=== SUPPLIED MATERIAL ===
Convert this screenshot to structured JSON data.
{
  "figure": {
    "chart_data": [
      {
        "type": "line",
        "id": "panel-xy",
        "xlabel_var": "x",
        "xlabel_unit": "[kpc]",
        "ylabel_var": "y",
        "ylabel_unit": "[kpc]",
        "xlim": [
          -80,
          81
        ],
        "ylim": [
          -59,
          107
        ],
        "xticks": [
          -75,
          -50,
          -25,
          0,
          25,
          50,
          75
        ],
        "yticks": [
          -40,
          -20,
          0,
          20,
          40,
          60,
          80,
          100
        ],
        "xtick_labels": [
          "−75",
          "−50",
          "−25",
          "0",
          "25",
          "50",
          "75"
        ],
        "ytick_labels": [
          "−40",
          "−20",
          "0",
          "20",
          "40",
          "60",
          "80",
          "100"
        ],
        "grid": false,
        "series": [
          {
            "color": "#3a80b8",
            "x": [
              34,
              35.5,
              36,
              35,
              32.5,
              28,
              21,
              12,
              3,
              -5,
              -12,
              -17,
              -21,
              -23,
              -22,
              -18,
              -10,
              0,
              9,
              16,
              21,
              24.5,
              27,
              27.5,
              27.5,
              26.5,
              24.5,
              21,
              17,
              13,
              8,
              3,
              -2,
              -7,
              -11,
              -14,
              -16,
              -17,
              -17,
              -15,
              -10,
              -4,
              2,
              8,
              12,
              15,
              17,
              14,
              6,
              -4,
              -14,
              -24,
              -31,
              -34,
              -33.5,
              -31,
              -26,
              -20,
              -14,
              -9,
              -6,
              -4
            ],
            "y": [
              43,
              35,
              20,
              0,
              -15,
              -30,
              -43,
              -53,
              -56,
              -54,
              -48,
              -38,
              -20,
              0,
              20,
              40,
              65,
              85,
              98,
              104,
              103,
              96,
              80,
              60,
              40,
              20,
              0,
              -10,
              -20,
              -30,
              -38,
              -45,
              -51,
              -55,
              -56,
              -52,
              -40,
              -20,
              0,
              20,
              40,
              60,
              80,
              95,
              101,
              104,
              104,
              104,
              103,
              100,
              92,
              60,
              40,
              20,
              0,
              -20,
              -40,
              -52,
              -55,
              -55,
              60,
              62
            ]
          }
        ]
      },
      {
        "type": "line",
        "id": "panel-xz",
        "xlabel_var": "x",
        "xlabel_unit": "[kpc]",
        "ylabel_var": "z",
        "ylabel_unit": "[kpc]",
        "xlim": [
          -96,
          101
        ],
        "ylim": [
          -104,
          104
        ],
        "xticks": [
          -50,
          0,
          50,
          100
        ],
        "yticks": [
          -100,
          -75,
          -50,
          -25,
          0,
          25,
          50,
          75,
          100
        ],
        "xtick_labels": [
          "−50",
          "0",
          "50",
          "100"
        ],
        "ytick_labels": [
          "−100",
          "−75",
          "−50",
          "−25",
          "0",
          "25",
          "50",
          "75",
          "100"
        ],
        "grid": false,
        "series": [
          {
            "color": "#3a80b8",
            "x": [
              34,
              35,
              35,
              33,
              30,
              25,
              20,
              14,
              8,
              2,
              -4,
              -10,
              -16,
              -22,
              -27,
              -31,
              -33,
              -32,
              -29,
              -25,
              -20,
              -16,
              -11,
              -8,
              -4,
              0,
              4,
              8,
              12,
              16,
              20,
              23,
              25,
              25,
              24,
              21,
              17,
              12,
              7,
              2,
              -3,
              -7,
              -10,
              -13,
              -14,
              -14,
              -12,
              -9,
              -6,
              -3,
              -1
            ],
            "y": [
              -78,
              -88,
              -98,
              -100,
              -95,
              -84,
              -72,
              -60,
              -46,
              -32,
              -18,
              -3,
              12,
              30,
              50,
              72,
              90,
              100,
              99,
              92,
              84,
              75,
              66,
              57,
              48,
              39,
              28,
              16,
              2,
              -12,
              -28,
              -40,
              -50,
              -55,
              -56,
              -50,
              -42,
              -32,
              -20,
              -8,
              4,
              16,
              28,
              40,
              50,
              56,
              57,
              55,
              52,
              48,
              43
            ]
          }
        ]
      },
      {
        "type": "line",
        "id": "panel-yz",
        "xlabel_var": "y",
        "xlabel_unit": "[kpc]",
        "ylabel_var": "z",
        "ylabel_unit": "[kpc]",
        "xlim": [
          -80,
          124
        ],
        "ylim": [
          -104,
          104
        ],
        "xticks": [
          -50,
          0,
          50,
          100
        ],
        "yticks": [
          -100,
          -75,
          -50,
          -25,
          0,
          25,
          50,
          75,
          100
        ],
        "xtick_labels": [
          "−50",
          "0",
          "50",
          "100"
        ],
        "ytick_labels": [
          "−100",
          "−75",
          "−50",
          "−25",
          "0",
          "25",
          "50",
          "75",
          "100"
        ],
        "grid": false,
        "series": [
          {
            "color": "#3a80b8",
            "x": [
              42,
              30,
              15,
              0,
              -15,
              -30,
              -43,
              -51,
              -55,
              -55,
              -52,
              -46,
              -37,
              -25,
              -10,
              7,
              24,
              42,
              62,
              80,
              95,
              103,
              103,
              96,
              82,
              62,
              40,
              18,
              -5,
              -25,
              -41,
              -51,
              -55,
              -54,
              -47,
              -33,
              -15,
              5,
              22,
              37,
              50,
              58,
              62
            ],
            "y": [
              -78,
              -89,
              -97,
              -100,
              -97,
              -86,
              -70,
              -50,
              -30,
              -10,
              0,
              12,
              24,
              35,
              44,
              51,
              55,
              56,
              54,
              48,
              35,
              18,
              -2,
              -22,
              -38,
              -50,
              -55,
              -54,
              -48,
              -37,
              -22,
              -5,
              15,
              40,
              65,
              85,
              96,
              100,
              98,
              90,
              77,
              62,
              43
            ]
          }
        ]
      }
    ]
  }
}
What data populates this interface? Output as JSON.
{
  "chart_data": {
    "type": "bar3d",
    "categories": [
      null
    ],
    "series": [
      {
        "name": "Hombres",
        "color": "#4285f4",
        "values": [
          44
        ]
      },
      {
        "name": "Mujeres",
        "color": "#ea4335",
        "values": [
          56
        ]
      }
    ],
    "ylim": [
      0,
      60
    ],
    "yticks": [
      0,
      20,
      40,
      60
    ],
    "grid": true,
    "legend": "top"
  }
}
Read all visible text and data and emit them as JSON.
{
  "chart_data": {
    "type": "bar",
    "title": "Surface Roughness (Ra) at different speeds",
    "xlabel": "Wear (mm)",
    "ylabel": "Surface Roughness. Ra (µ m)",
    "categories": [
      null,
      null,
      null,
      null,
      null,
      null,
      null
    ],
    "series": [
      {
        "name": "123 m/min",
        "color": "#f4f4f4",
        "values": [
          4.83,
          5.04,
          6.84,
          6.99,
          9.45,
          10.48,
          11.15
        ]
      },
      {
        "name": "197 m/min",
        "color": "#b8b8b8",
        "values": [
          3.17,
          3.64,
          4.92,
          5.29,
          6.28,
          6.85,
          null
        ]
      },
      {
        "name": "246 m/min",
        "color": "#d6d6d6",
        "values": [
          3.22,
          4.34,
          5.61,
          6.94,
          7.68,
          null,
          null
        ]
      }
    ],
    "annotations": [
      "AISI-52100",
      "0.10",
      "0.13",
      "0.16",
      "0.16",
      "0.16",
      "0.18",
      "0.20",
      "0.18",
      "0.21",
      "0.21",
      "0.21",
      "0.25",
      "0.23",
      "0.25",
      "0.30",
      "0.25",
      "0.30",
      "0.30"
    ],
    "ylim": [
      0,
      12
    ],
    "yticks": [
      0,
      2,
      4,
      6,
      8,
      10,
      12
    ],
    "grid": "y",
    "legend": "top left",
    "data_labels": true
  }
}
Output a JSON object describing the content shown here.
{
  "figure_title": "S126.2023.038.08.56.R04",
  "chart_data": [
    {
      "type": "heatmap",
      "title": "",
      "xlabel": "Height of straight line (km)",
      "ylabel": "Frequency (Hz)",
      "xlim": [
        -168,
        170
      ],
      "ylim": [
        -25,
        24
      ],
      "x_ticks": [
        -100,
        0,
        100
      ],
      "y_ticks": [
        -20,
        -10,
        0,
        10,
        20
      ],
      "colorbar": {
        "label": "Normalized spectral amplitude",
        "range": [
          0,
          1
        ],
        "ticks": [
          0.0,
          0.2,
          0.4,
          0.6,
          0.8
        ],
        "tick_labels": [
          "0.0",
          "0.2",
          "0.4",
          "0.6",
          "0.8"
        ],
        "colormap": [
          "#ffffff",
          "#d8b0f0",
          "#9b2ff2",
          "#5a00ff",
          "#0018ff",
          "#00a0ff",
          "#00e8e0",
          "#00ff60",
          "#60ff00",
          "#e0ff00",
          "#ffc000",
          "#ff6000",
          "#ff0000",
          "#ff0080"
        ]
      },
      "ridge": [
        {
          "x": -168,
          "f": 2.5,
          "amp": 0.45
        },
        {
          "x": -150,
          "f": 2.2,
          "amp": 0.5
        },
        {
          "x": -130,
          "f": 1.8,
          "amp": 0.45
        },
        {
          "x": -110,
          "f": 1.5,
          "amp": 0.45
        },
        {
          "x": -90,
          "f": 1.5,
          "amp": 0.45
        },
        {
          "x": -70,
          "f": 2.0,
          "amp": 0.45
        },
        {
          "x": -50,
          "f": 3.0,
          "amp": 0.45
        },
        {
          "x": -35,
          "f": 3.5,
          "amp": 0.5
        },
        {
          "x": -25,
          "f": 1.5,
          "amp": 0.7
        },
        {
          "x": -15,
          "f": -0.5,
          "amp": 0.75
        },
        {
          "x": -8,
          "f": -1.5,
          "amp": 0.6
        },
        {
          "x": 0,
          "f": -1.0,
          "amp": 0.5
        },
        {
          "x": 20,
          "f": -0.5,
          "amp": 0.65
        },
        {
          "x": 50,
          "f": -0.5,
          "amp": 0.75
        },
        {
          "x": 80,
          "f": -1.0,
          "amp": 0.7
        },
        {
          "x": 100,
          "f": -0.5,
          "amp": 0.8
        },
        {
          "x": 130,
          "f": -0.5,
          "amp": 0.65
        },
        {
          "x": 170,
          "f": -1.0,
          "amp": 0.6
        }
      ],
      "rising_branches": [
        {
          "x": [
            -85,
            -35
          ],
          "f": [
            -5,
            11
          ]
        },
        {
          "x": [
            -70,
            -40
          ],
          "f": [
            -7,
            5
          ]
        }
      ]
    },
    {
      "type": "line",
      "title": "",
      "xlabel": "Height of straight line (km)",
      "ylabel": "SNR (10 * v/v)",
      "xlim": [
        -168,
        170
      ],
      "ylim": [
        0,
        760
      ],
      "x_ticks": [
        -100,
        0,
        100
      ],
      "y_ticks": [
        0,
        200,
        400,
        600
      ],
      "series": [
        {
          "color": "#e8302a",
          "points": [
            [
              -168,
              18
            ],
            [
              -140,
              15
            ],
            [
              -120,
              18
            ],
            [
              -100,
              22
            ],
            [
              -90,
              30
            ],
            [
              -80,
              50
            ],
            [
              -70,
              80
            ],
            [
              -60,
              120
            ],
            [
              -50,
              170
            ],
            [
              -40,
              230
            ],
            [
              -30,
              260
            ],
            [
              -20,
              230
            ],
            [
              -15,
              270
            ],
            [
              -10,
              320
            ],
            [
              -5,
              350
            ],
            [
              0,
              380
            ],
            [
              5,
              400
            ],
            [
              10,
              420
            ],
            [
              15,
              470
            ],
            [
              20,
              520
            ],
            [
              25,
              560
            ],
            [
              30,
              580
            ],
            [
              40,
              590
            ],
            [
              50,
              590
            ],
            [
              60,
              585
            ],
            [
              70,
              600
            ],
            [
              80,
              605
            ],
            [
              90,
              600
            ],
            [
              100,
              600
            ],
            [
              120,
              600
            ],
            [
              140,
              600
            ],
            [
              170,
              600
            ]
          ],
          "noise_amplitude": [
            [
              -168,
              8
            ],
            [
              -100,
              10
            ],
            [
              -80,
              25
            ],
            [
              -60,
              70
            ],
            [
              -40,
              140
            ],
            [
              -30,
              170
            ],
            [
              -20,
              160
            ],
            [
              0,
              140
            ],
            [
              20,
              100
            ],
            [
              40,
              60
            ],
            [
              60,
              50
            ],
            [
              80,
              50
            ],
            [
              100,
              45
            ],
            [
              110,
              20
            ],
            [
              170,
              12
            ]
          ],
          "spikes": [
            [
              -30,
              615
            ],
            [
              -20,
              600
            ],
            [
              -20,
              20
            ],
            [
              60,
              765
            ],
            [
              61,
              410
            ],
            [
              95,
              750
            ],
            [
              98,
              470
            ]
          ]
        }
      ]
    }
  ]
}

=== TASK REQUIREMENTS ===
Give the number of lines above that hold the word "Roughness", and nothing more.

=== COMPLETED TASK ===
2